> TASK STATEMENT: Read the records below and copy each line that contains "representation".

> RECORDS PROVIDED:
# # #

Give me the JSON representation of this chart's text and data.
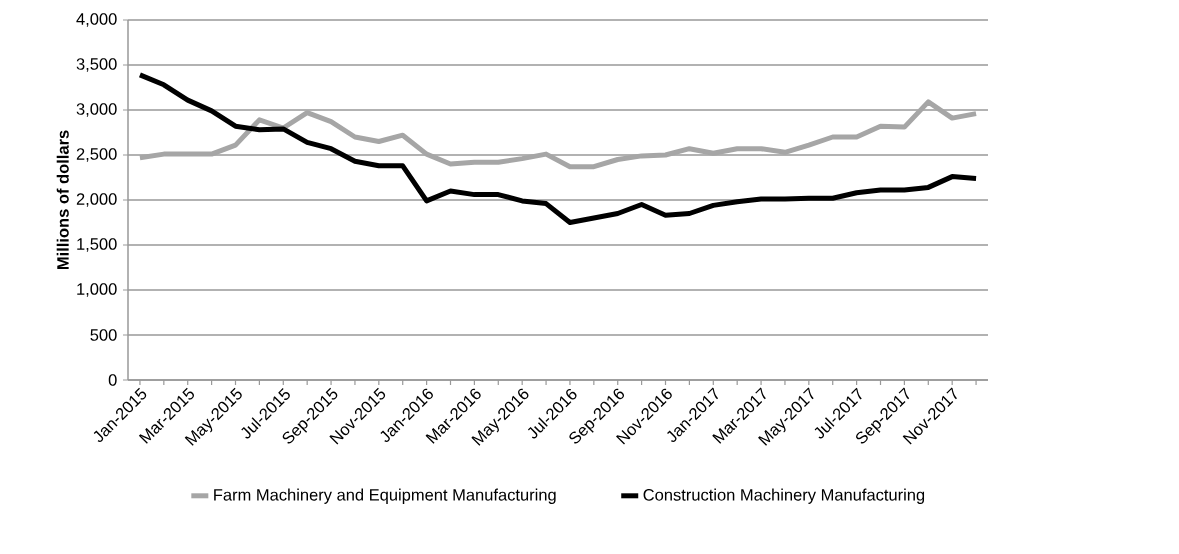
{
  "chart_data": {
    "type": "line",
    "ylabel": "Millions of dollars",
    "categories": [
      "Jan-2015",
      null,
      "Mar-2015",
      null,
      "May-2015",
      null,
      "Jul-2015",
      null,
      "Sep-2015",
      null,
      "Nov-2015",
      null,
      "Jan-2016",
      null,
      "Mar-2016",
      null,
      "May-2016",
      null,
      "Jul-2016",
      null,
      "Sep-2016",
      null,
      "Nov-2016",
      null,
      "Jan-2017",
      null,
      "Mar-2017",
      null,
      "May-2017",
      null,
      "Jul-2017",
      null,
      "Sep-2017",
      null,
      "Nov-2017",
      null
    ],
    "series": [
      {
        "name": "Farm Machinery and Equipment Manufacturing",
        "color": "#a6a6a6",
        "values": [
          2470,
          2510,
          2510,
          2510,
          2610,
          2890,
          2800,
          2970,
          2870,
          2700,
          2650,
          2720,
          2510,
          2400,
          2420,
          2420,
          2460,
          2510,
          2370,
          2370,
          2450,
          2490,
          2500,
          2570,
          2520,
          2570,
          2570,
          2530,
          2610,
          2700,
          2700,
          2820,
          2810,
          3090,
          2910,
          2960
        ]
      },
      {
        "name": "Construction Machinery Manufacturing",
        "color": "#000000",
        "values": [
          3390,
          3280,
          3110,
          2990,
          2820,
          2780,
          2790,
          2640,
          2570,
          2430,
          2380,
          2380,
          1990,
          2100,
          2060,
          2060,
          1990,
          1960,
          1750,
          1800,
          1850,
          1950,
          1830,
          1850,
          1940,
          1980,
          2010,
          2010,
          2020,
          2020,
          2080,
          2110,
          2110,
          2140,
          2260,
          2240
        ]
      }
    ],
    "ylim": [
      0,
      4000
    ],
    "yticks": [
      0,
      500,
      {
        "value": 1000,
        "label": "1,000"
      },
      {
        "value": 1500,
        "label": "1,500"
      },
      {
        "value": 2000,
        "label": "2,000"
      },
      {
        "value": 2500,
        "label": "2,500"
      },
      {
        "value": 3000,
        "label": "3,000"
      },
      {
        "value": 3500,
        "label": "3,500"
      },
      {
        "value": 4000,
        "label": "4,000"
      }
    ],
    "grid": "y",
    "legend": "bottom",
    "marker": "none",
    "line_style": "solid"
  }
}
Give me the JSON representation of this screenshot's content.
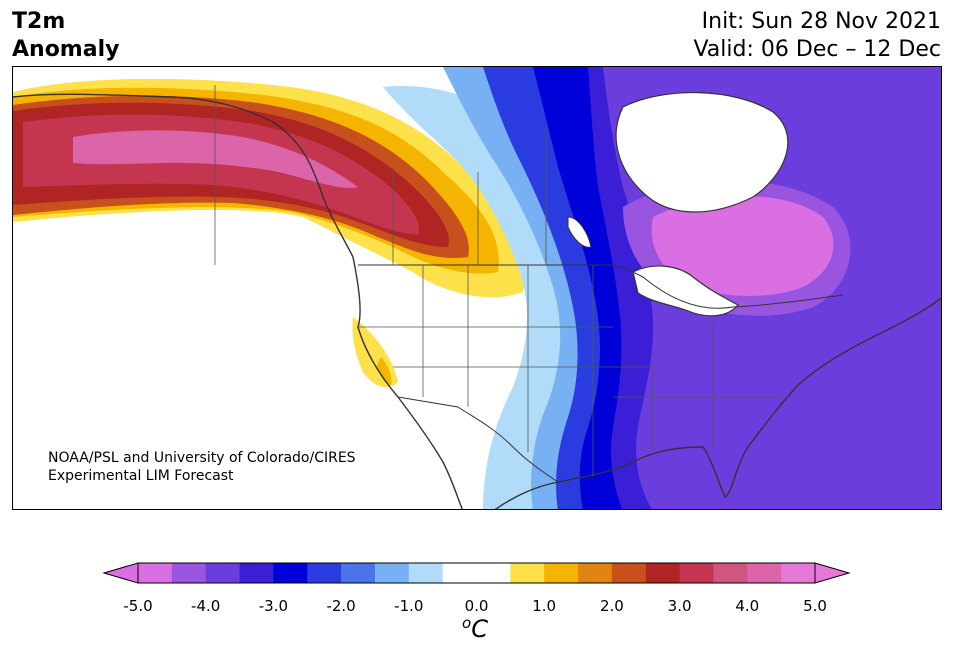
{
  "header": {
    "title_line1": "T2m",
    "title_line2": "Anomaly",
    "init_text": "Init: Sun 28 Nov 2021",
    "valid_text": "Valid: 06 Dec – 12 Dec"
  },
  "credit": {
    "line1": "NOAA/PSL and University of Colorado/CIRES",
    "line2": "Experimental LIM Forecast"
  },
  "colorbar": {
    "unit_base": "C",
    "unit_sup": "o",
    "ticks": [
      "-5.0",
      "-4.0",
      "-3.0",
      "-2.0",
      "-1.0",
      "0.0",
      "1.0",
      "2.0",
      "3.0",
      "4.0",
      "5.0"
    ],
    "colors": [
      "#d96fe3",
      "#9a55e0",
      "#6a3ddc",
      "#3a1fd6",
      "#0000d8",
      "#2a3ce0",
      "#4a74e8",
      "#78b0f4",
      "#b0dcfa",
      "#ffffff",
      "#ffffff",
      "#fce14a",
      "#f4b400",
      "#e08414",
      "#c8501c",
      "#b02424",
      "#c43550",
      "#d05680",
      "#dc64a8",
      "#e678d8"
    ],
    "extend_low_color": "#d96fe3",
    "extend_high_color": "#e678d8"
  }
}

# # #

> RESPONSE:
Give me the JSON representation of this chart's text and data.
Give me the JSON representation of this screenshot's content.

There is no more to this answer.